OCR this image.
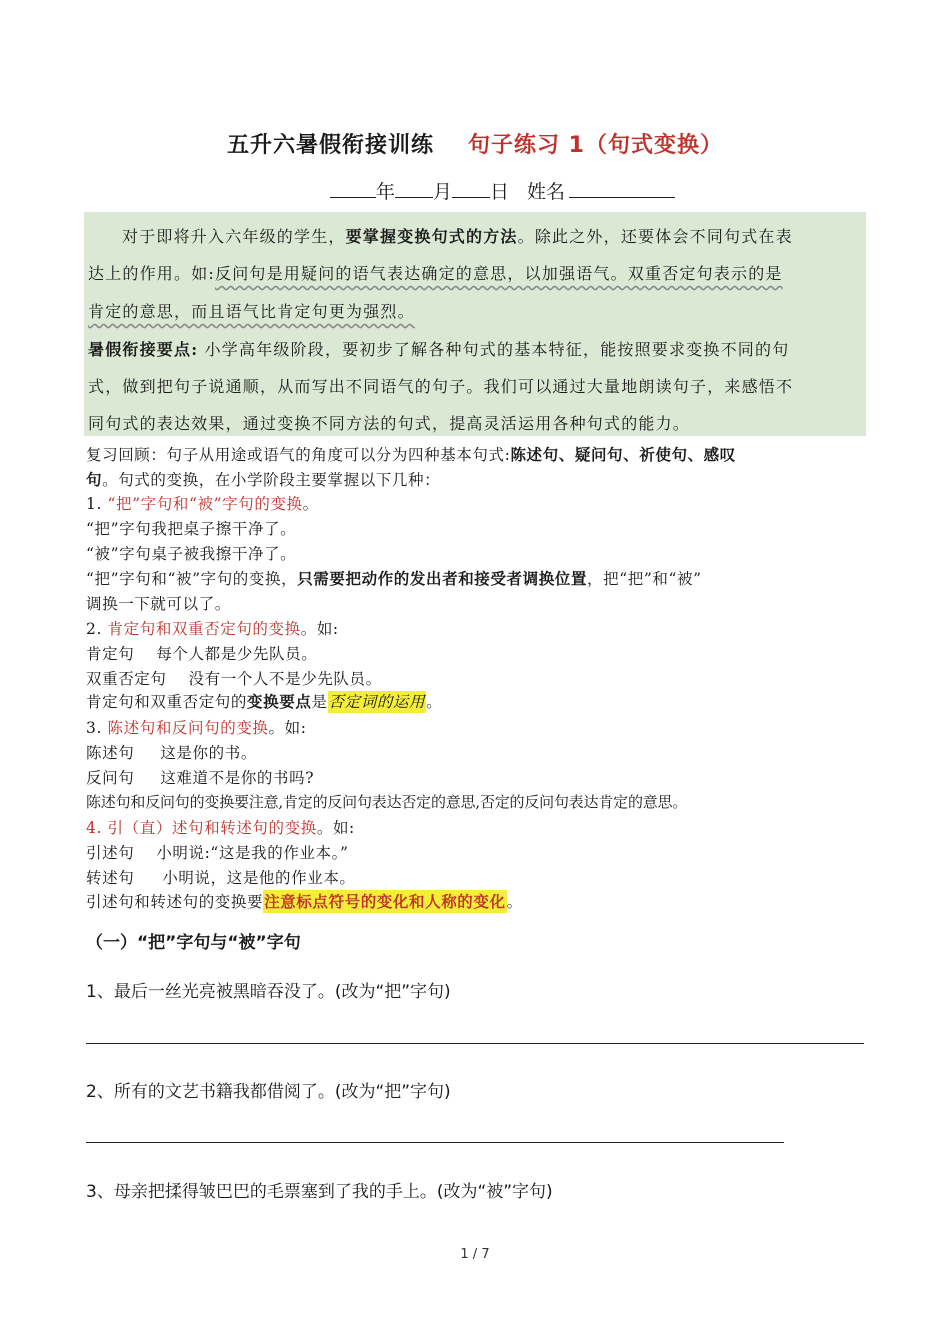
五升六暑假衔接训练 句子练习 1（句式变换）
年 月 日 姓名
对于即将升入六年级的学生，要掌握变换句式的方法。除此之外，还要体会不同句式在表
达上的作用。如:反问句是用疑问的语气表达确定的意思，以加强语气。双重否定句表示的是
肯定的意思，而且语气比肯定句更为强烈。
暑假衔接要点: 小学高年级阶段，要初步了解各种句式的基本特征，能按照要求变换不同的句
式，做到把句子说通顺，从而写出不同语气的句子。我们可以通过大量地朗读句子，来感悟不
同句式的表达效果，通过变换不同方法的句式，提高灵活运用各种句式的能力。
复习回顾：句子从用途或语气的角度可以分为四种基本句式:陈述句、疑问句、祈使句、感叹
句。句式的变换，在小学阶段主要掌握以下几种：
1. “把”字句和“被”字句的变换。
“把”字句我把桌子擦干净了。
“被”字句桌子被我擦干净了。
“把”字句和“被”字句的变换，只需要把动作的发出者和接受者调换位置，把“把”和“被”
调换一下就可以了。
2. 肯定句和双重否定句的变换。如:
肯定句 每个人都是少先队员。
双重否定句 没有一个人不是少先队员。
肯定句和双重否定句的变换要点是否定词的运用。
3. 陈述句和反问句的变换。如:
陈述句 这是你的书。
反问句 这难道不是你的书吗?
陈述句和反问句的变换要注意,肯定的反问句表达否定的意思,否定的反问句表达肯定的意思。
4. 引（直）述句和转述句的变换。如:
引述句 小明说:“这是我的作业本。”
转述句 小明说，这是他的作业本。
引述句和转述句的变换要注意标点符号的变化和人称的变化。
（一）“把”字句与“被”字句
1、最后一丝光亮被黑暗吞没了。(改为“把”字句)
2、所有的文艺书籍我都借阅了。(改为“把”字句)
3、母亲把揉得皱巴巴的毛票塞到了我的手上。(改为“被”字句)
1 / 7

PROBLEM DESCRIPTION → Your answer should be a single number: the count of lines that contain "字句的变换".

RESULT OF THE TASK → 2